Recorded information —
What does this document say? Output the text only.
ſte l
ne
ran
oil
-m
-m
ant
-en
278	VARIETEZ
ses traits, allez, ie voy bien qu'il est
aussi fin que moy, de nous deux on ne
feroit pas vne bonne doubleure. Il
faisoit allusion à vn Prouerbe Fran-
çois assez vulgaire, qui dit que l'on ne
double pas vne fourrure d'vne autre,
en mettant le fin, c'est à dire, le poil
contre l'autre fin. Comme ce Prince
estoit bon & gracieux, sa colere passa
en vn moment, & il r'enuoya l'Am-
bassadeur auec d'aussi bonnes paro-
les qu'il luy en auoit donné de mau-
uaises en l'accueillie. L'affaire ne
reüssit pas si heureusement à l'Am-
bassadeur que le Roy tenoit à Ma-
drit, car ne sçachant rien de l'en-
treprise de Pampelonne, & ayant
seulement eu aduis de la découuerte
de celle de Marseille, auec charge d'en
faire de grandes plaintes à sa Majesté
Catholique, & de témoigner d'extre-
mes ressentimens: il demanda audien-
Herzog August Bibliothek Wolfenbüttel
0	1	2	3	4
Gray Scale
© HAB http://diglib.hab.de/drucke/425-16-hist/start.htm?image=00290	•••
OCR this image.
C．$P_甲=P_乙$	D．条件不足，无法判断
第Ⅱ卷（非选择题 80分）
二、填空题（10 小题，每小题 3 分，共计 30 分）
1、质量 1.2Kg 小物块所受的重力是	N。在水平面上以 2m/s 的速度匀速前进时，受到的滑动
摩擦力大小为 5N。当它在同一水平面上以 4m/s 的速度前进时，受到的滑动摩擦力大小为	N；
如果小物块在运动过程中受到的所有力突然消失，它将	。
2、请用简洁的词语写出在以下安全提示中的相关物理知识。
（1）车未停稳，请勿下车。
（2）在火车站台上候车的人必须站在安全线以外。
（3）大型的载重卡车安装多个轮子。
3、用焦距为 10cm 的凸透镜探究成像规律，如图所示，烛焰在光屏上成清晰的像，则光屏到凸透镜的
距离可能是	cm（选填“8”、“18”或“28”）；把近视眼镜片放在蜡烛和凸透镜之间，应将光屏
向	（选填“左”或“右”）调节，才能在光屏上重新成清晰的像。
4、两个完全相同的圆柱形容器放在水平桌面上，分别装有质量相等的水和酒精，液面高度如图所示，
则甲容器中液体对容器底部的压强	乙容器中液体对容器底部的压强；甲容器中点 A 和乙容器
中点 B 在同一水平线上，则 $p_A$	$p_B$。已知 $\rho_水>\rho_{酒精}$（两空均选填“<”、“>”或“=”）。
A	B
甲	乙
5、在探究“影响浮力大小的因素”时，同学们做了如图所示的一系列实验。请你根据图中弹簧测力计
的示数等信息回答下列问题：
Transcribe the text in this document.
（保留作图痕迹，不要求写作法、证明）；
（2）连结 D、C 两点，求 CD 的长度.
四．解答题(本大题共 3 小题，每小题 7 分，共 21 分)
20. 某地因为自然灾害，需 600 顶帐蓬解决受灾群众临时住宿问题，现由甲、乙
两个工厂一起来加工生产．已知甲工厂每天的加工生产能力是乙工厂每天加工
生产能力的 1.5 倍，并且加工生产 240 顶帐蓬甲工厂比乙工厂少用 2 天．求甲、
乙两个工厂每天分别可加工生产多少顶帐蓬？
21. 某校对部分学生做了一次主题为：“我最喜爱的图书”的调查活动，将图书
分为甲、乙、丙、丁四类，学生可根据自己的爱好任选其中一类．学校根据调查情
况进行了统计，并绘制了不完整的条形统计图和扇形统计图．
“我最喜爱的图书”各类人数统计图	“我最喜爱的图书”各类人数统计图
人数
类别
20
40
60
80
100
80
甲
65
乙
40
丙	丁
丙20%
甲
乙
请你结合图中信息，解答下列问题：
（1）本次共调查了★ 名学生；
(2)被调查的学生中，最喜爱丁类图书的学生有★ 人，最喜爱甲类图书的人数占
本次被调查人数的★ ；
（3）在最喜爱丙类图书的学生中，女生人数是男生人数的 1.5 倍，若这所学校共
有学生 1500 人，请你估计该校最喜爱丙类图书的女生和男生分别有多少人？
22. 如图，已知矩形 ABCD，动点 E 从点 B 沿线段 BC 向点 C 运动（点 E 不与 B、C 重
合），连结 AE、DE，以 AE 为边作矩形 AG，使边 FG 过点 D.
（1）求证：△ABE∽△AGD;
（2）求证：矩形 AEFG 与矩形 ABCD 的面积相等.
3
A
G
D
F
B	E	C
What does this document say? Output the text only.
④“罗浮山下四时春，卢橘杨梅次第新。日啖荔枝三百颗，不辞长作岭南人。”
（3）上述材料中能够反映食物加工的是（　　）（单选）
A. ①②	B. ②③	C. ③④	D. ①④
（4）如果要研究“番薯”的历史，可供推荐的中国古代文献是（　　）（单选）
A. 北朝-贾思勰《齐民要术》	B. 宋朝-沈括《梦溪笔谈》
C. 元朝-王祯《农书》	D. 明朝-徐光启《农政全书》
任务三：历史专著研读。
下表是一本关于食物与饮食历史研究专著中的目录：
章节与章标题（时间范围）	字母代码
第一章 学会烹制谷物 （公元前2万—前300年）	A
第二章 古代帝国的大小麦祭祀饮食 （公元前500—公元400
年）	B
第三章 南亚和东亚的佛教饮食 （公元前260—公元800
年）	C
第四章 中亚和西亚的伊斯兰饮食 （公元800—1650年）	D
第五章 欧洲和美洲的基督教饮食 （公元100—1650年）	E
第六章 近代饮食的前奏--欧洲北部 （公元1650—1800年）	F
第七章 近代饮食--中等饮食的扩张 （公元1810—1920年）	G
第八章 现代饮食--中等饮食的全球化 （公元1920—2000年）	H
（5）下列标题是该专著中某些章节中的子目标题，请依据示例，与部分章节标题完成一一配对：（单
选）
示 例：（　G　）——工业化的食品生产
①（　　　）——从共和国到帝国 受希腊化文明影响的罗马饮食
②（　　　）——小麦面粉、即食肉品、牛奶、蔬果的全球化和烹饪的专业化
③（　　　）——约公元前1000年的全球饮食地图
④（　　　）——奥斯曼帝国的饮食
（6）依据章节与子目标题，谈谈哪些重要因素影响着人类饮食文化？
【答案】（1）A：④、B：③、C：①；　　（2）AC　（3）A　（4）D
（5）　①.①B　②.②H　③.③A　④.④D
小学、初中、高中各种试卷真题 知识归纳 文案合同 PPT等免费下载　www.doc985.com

Given exercise — Write out every entry above, word for word.

Solution for this exercise —
What does this document say? Output the text only.
ſte l
ne
ran
oil
-m
-m
ant
-en
278	VARIETEZ
ses traits, allez, ie voy bien qu'il est
aussi fin que moy, de nous deux on ne
feroit pas vne bonne doubleure. Il
faisoit allusion à vn Prouerbe Fran-
çois assez vulgaire, qui dit que l'on ne
double pas vne fourrure d'vne autre,
en mettant le fin, c'est à dire, le poil
contre l'autre fin. Comme ce Prince
estoit bon & gracieux, sa colere passa
en vn moment, & il r'enuoya l'Am-
bassadeur auec d'aussi bonnes paro-
les qu'il luy en auoit donné de mau-
uaises en l'accueillie. L'affaire ne
reüssit pas si heureusement à l'Am-
bassadeur que le Roy tenoit à Ma-
drit, car ne sçachant rien de l'en-
treprise de Pampelonne, & ayant
seulement eu aduis de la découuerte
de celle de Marseille, auec charge d'en
faire de grandes plaintes à sa Majesté
Catholique, & de témoigner d'extre-
mes ressentimens: il demanda audien-
Herzog August Bibliothek Wolfenbüttel
0	1	2	3	4
Gray Scale
© HAB http://diglib.hab.de/drucke/425-16-hist/start.htm?image=00290	•••
OCR this image.
C．$P_甲=P_乙$	D．条件不足，无法判断
第Ⅱ卷（非选择题 80分）
二、填空题（10 小题，每小题 3 分，共计 30 分）
1、质量 1.2Kg 小物块所受的重力是	N。在水平面上以 2m/s 的速度匀速前进时，受到的滑动
摩擦力大小为 5N。当它在同一水平面上以 4m/s 的速度前进时，受到的滑动摩擦力大小为	N；
如果小物块在运动过程中受到的所有力突然消失，它将	。
2、请用简洁的词语写出在以下安全提示中的相关物理知识。
（1）车未停稳，请勿下车。
（2）在火车站台上候车的人必须站在安全线以外。
（3）大型的载重卡车安装多个轮子。
3、用焦距为 10cm 的凸透镜探究成像规律，如图所示，烛焰在光屏上成清晰的像，则光屏到凸透镜的
距离可能是	cm（选填“8”、“18”或“28”）；把近视眼镜片放在蜡烛和凸透镜之间，应将光屏
向	（选填“左”或“右”）调节，才能在光屏上重新成清晰的像。
4、两个完全相同的圆柱形容器放在水平桌面上，分别装有质量相等的水和酒精，液面高度如图所示，
则甲容器中液体对容器底部的压强	乙容器中液体对容器底部的压强；甲容器中点 A 和乙容器
中点 B 在同一水平线上，则 $p_A$	$p_B$。已知 $\rho_水>\rho_{酒精}$（两空均选填“<”、“>”或“=”）。
A	B
甲	乙
5、在探究“影响浮力大小的因素”时，同学们做了如图所示的一系列实验。请你根据图中弹簧测力计
的示数等信息回答下列问题：
Transcribe the text in this document.
（保留作图痕迹，不要求写作法、证明）；
（2）连结 D、C 两点，求 CD 的长度.
四．解答题(本大题共 3 小题，每小题 7 分，共 21 分)
20. 某地因为自然灾害，需 600 顶帐蓬解决受灾群众临时住宿问题，现由甲、乙
两个工厂一起来加工生产．已知甲工厂每天的加工生产能力是乙工厂每天加工
生产能力的 1.5 倍，并且加工生产 240 顶帐蓬甲工厂比乙工厂少用 2 天．求甲、
乙两个工厂每天分别可加工生产多少顶帐蓬？
21. 某校对部分学生做了一次主题为：“我最喜爱的图书”的调查活动，将图书
分为甲、乙、丙、丁四类，学生可根据自己的爱好任选其中一类．学校根据调查情
况进行了统计，并绘制了不完整的条形统计图和扇形统计图．
“我最喜爱的图书”各类人数统计图	“我最喜爱的图书”各类人数统计图
人数
类别
20
40
60
80
100
80
甲
65
乙
40
丙	丁
丙20%
甲
乙
请你结合图中信息，解答下列问题：
（1）本次共调查了★ 名学生；
(2)被调查的学生中，最喜爱丁类图书的学生有★ 人，最喜爱甲类图书的人数占
本次被调查人数的★ ；
（3）在最喜爱丙类图书的学生中，女生人数是男生人数的 1.5 倍，若这所学校共
有学生 1500 人，请你估计该校最喜爱丙类图书的女生和男生分别有多少人？
22. 如图，已知矩形 ABCD，动点 E 从点 B 沿线段 BC 向点 C 运动（点 E 不与 B、C 重
合），连结 AE、DE，以 AE 为边作矩形 AG，使边 FG 过点 D.
（1）求证：△ABE∽△AGD;
（2）求证：矩形 AEFG 与矩形 ABCD 的面积相等.
3
A
G
D
F
B	E	C
What does this document say? Output the text only.
④“罗浮山下四时春，卢橘杨梅次第新。日啖荔枝三百颗，不辞长作岭南人。”
（3）上述材料中能够反映食物加工的是（　　）（单选）
A. ①②	B. ②③	C. ③④	D. ①④
（4）如果要研究“番薯”的历史，可供推荐的中国古代文献是（　　）（单选）
A. 北朝-贾思勰《齐民要术》	B. 宋朝-沈括《梦溪笔谈》
C. 元朝-王祯《农书》	D. 明朝-徐光启《农政全书》
任务三：历史专著研读。
下表是一本关于食物与饮食历史研究专著中的目录：
章节与章标题（时间范围）	字母代码
第一章 学会烹制谷物 （公元前2万—前300年）	A
第二章 古代帝国的大小麦祭祀饮食 （公元前500—公元400
年）	B
第三章 南亚和东亚的佛教饮食 （公元前260—公元800
年）	C
第四章 中亚和西亚的伊斯兰饮食 （公元800—1650年）	D
第五章 欧洲和美洲的基督教饮食 （公元100—1650年）	E
第六章 近代饮食的前奏--欧洲北部 （公元1650—1800年）	F
第七章 近代饮食--中等饮食的扩张 （公元1810—1920年）	G
第八章 现代饮食--中等饮食的全球化 （公元1920—2000年）	H
（5）下列标题是该专著中某些章节中的子目标题，请依据示例，与部分章节标题完成一一配对：（单
选）
示 例：（　G　）——工业化的食品生产
①（　　　）——从共和国到帝国 受希腊化文明影响的罗马饮食
②（　　　）——小麦面粉、即食肉品、牛奶、蔬果的全球化和烹饪的专业化
③（　　　）——约公元前1000年的全球饮食地图
④（　　　）——奥斯曼帝国的饮食
（6）依据章节与子目标题，谈谈哪些重要因素影响着人类饮食文化？
【答案】（1）A：④、B：③、C：①；　　（2）AC　（3）A　（4）D
（5）　①.①B　②.②H　③.③A　④.④D
小学、初中、高中各种试卷真题 知识归纳 文案合同 PPT等免费下载　www.doc985.com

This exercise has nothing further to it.